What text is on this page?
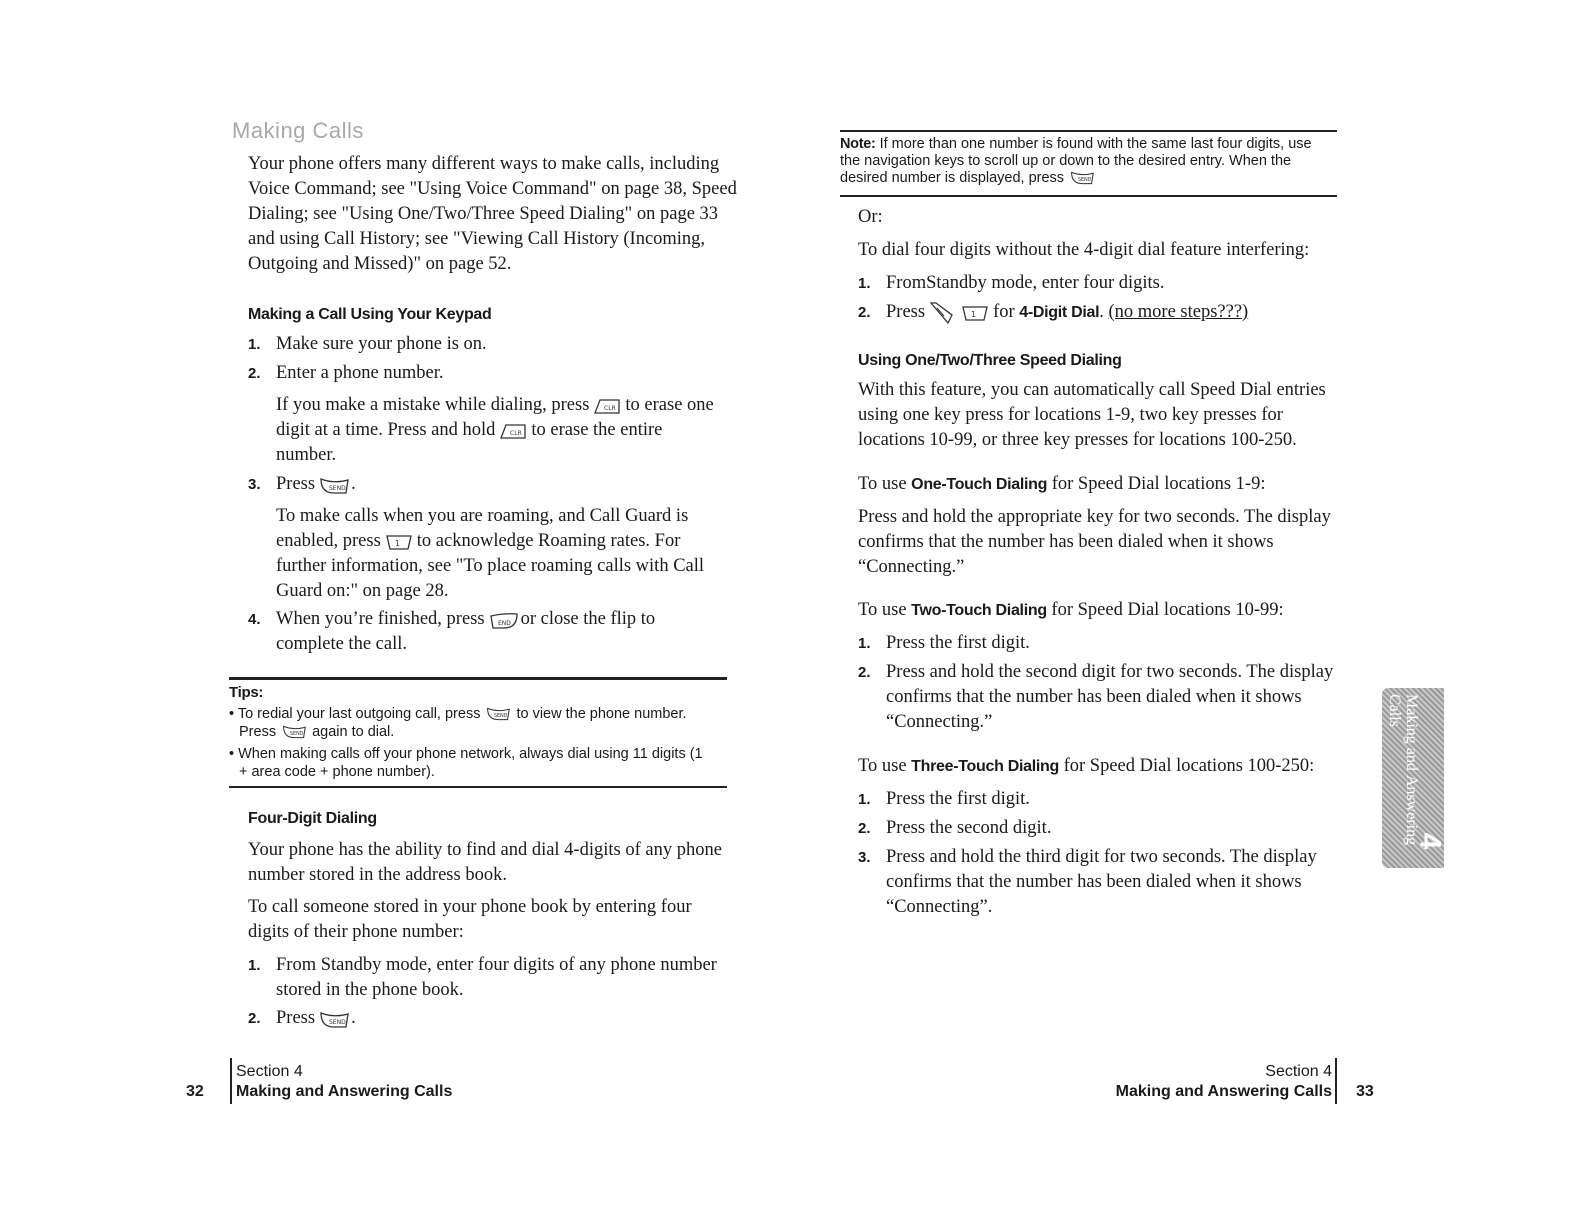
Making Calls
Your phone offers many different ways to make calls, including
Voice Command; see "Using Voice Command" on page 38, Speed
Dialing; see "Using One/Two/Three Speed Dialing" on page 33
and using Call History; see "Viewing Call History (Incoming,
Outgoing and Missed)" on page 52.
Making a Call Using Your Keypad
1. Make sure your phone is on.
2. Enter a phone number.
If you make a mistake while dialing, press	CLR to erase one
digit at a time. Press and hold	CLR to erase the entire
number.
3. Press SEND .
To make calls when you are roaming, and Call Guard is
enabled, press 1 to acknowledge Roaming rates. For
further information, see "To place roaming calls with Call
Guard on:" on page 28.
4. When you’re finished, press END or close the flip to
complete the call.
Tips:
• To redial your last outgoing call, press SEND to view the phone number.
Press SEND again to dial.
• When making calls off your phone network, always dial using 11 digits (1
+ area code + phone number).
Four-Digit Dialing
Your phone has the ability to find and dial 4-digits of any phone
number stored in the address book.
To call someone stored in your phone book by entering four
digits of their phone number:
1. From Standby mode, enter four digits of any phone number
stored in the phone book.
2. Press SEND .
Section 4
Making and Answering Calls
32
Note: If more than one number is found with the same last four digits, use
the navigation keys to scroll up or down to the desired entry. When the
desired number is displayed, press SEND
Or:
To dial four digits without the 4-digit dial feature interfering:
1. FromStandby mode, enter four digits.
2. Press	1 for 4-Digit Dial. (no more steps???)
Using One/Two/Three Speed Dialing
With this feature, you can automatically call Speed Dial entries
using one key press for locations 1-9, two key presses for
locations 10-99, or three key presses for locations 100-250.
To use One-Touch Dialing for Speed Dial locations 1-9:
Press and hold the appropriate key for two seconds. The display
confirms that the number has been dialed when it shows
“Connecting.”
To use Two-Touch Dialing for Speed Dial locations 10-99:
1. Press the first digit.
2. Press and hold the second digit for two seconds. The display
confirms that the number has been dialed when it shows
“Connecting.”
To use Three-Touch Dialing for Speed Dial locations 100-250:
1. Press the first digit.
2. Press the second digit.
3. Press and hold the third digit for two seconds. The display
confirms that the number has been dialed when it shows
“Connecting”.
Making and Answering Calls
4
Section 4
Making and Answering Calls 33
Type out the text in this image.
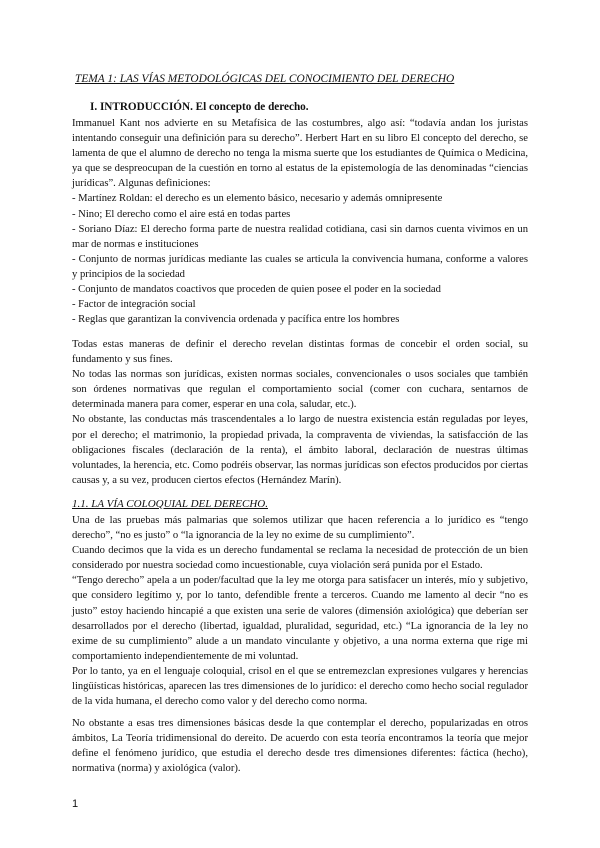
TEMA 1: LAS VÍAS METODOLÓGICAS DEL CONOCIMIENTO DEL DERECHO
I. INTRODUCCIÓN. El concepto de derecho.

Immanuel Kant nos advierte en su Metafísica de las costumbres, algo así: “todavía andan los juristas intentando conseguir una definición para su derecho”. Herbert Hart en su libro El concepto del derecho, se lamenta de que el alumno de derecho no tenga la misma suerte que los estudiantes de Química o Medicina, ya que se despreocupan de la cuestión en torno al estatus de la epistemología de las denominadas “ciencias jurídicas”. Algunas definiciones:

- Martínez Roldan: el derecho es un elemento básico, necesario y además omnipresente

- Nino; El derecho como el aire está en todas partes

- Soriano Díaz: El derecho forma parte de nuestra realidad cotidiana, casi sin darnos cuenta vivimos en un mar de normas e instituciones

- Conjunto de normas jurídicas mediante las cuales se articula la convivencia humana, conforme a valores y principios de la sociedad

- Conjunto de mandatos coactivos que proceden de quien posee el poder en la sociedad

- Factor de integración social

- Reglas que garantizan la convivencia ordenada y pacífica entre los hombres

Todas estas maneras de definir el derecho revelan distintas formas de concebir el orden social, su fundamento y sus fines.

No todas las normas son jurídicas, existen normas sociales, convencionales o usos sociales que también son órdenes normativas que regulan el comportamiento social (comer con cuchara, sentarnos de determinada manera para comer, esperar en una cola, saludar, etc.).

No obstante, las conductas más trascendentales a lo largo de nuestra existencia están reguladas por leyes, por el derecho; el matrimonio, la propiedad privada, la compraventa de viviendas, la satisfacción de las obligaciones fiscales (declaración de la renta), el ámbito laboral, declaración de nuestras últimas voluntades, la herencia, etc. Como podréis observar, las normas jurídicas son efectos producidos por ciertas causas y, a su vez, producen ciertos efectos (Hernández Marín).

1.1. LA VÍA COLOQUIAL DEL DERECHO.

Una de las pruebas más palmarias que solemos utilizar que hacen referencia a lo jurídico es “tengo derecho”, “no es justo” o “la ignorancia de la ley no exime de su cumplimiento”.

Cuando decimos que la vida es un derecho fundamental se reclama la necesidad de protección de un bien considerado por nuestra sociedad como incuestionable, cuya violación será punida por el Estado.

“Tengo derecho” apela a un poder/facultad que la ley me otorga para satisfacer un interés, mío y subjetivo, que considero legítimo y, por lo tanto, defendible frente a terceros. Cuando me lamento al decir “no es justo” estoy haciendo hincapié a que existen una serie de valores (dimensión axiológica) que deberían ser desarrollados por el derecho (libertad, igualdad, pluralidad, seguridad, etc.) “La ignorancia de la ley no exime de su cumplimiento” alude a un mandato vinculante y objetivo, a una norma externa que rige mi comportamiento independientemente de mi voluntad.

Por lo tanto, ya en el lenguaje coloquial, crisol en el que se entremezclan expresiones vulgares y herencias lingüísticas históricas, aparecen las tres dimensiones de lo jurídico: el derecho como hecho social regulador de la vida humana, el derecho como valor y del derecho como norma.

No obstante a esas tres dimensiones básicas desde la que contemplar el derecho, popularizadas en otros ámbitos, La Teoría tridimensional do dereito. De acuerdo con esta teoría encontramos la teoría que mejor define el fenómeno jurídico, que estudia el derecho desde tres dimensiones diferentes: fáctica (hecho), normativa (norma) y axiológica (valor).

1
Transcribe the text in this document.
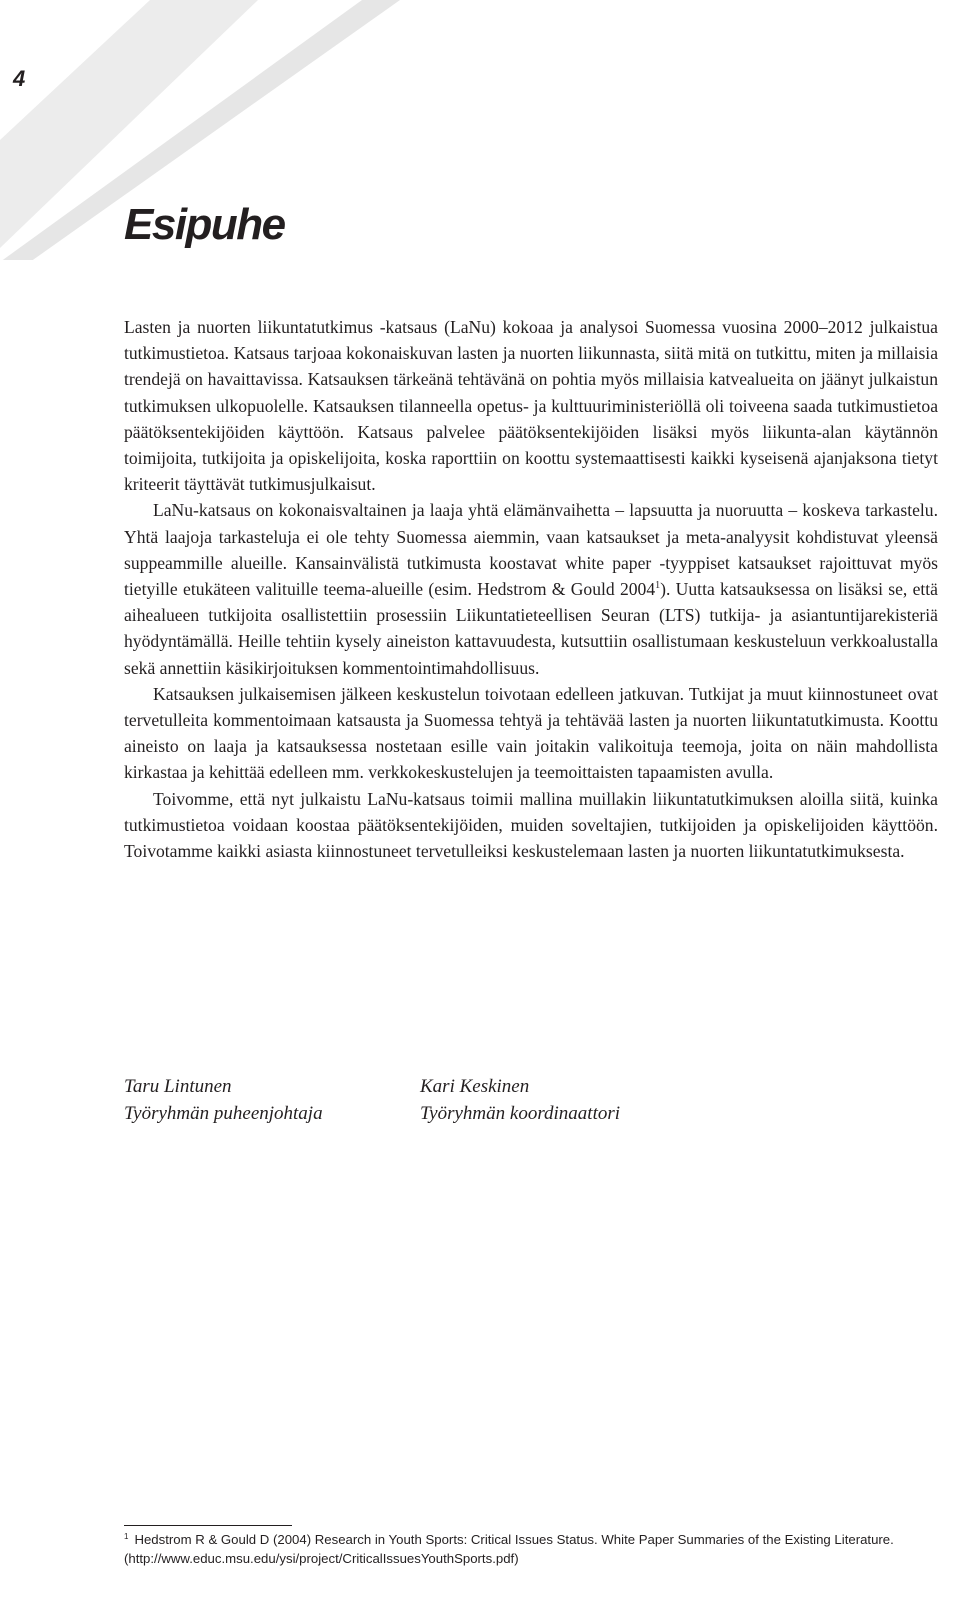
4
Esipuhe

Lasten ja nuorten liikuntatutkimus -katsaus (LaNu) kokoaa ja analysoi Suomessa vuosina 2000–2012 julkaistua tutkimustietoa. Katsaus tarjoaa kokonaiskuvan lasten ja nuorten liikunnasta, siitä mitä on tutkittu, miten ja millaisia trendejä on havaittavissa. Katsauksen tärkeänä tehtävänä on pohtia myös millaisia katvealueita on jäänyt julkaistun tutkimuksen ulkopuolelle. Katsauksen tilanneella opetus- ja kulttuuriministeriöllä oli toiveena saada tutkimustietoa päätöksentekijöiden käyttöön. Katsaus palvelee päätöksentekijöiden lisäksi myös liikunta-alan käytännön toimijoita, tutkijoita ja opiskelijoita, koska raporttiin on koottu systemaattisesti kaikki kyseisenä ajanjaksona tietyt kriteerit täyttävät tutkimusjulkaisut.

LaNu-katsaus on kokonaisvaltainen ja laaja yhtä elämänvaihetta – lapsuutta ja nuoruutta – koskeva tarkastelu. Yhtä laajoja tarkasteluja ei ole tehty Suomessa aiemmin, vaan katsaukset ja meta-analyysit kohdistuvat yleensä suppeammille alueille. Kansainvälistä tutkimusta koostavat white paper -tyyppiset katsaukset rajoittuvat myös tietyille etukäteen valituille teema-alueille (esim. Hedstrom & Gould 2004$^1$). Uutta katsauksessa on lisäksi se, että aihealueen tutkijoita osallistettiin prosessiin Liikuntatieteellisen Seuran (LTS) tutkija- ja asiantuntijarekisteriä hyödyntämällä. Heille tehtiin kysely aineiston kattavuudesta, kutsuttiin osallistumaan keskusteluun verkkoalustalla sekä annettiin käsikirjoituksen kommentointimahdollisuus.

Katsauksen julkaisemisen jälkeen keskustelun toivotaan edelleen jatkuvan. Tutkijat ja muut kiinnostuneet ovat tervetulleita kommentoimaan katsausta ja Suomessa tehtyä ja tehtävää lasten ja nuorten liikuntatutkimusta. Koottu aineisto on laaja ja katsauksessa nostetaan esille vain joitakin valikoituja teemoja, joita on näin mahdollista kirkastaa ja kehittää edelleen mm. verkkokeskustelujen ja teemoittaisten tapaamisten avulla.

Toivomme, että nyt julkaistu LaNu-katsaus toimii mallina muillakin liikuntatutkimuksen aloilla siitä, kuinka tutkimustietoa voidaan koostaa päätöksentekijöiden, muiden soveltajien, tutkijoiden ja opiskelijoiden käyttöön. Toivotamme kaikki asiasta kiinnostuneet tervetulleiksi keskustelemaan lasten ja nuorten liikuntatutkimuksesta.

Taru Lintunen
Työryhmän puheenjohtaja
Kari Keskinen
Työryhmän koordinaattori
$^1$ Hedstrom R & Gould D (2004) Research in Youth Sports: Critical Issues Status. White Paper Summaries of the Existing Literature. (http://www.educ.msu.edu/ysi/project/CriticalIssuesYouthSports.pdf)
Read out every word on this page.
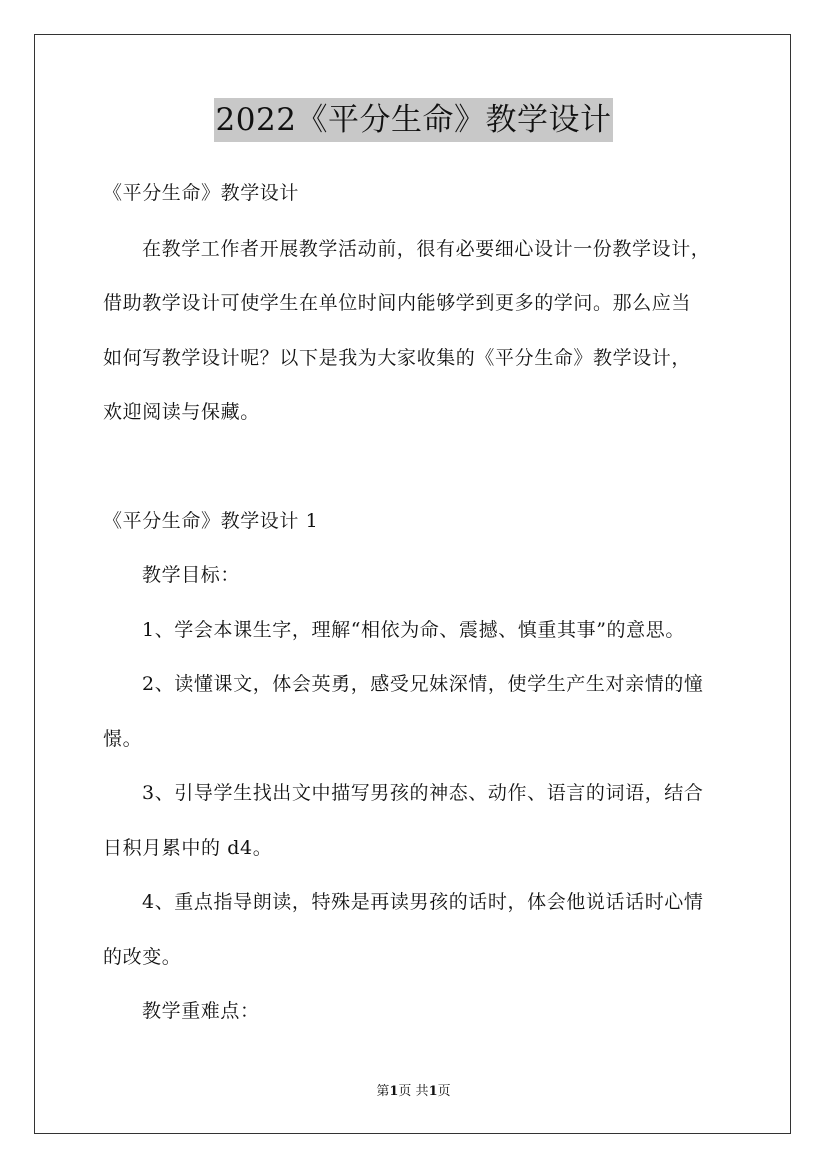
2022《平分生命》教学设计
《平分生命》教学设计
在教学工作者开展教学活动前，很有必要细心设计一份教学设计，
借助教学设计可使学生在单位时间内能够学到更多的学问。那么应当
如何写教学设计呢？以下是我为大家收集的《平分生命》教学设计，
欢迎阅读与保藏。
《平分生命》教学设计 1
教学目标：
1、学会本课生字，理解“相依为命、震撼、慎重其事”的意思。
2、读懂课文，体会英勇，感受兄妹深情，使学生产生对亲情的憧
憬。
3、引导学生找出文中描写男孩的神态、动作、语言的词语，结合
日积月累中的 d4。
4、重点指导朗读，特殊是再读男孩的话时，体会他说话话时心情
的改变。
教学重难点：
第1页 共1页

What the exercise asks
Which lines contain the word "desired"? Return each of them.

Result of the task
the navigation keys to scroll up or down to the desired entry. When the
desired number is displayed, press SEND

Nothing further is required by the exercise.